Request: Tally each line where the word "this" occurs, then give only the total.

Data for the task:
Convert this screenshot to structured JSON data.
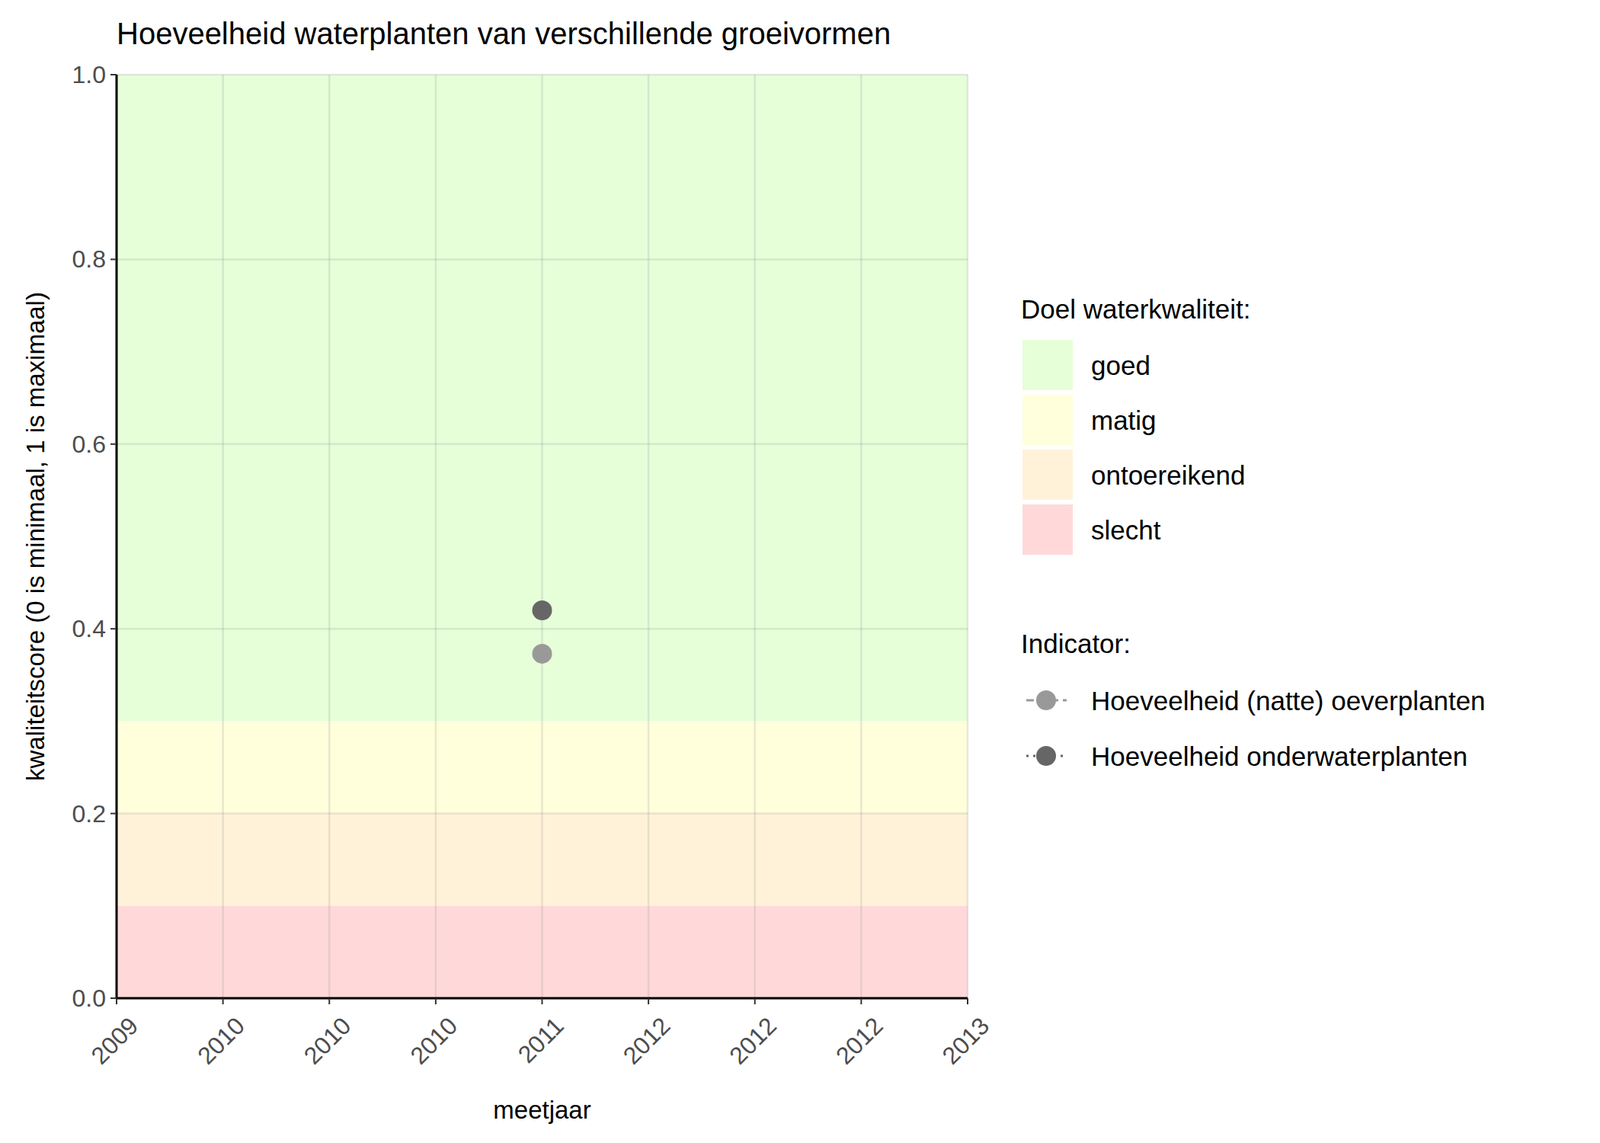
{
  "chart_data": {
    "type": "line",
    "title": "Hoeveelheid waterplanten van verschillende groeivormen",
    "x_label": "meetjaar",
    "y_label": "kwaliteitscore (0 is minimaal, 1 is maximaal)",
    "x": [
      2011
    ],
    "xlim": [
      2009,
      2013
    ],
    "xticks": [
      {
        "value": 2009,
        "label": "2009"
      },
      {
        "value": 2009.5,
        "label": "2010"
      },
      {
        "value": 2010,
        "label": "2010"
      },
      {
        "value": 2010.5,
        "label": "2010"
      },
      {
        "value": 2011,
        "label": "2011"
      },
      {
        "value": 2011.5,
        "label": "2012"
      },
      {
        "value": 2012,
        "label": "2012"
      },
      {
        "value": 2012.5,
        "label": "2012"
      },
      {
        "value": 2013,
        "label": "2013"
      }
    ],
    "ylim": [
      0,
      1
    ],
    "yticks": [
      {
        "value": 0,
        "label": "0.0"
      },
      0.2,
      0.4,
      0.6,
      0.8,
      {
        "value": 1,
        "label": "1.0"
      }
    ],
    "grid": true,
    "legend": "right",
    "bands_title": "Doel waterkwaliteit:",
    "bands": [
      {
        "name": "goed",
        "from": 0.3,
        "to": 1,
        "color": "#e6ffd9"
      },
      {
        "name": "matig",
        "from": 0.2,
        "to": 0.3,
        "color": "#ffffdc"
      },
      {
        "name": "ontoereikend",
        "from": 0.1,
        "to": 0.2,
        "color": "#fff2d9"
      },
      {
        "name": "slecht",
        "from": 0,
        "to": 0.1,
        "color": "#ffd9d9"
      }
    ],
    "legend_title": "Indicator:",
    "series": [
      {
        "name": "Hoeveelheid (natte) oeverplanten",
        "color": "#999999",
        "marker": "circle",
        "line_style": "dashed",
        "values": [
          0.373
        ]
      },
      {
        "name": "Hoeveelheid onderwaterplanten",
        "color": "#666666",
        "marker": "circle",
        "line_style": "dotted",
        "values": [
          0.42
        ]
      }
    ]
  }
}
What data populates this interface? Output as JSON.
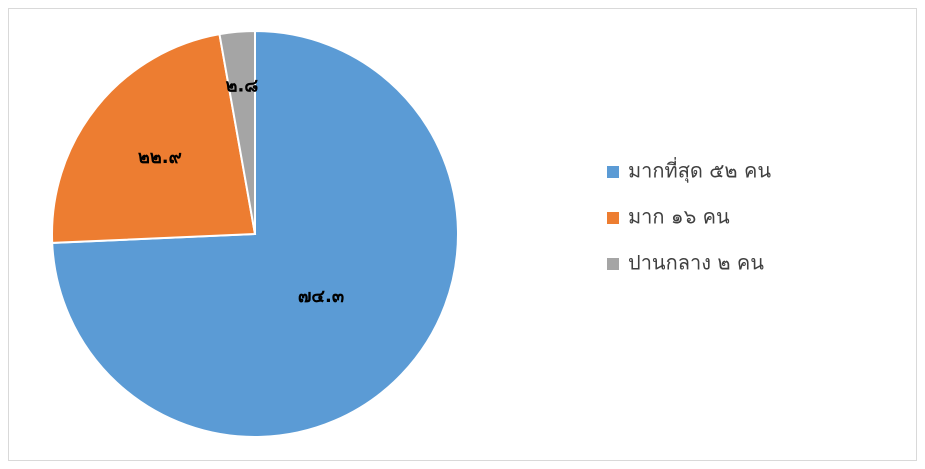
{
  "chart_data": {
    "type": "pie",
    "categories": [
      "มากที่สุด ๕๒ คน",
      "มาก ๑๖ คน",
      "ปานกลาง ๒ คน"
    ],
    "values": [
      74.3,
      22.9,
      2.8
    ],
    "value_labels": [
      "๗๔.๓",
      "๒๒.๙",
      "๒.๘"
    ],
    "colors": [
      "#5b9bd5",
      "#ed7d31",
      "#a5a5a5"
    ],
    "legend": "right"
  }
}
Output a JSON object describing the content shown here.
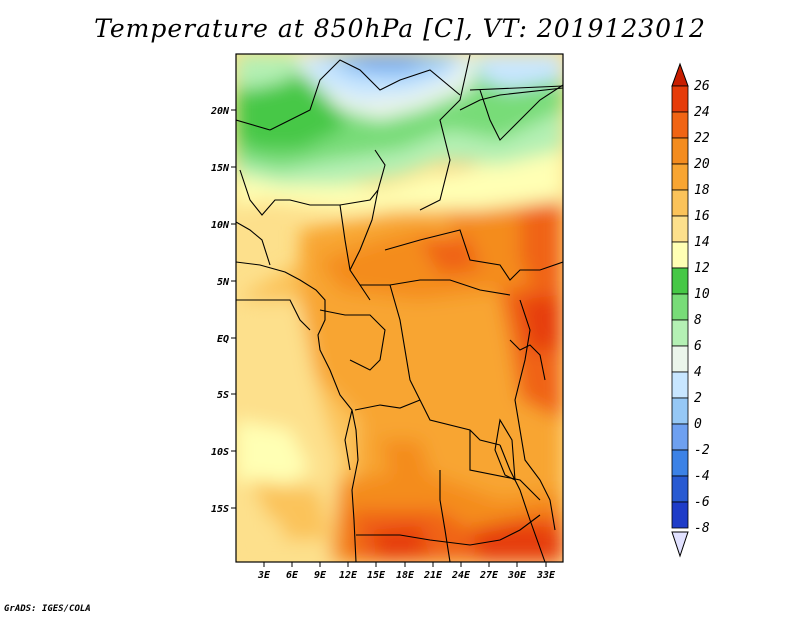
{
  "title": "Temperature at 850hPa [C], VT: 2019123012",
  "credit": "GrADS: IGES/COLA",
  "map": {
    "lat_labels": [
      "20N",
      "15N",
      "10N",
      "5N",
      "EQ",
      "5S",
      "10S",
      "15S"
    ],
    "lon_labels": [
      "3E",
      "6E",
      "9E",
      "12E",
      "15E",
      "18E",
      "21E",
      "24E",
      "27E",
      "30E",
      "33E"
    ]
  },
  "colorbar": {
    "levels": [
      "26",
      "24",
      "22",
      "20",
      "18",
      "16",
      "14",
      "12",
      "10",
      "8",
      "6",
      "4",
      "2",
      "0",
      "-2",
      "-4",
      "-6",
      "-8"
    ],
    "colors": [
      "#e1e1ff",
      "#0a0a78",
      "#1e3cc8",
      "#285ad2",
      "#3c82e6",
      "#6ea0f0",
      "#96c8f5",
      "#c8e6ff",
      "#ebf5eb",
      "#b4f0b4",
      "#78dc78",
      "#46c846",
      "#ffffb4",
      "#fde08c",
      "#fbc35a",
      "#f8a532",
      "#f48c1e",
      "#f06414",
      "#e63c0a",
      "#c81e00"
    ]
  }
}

Correct result: 2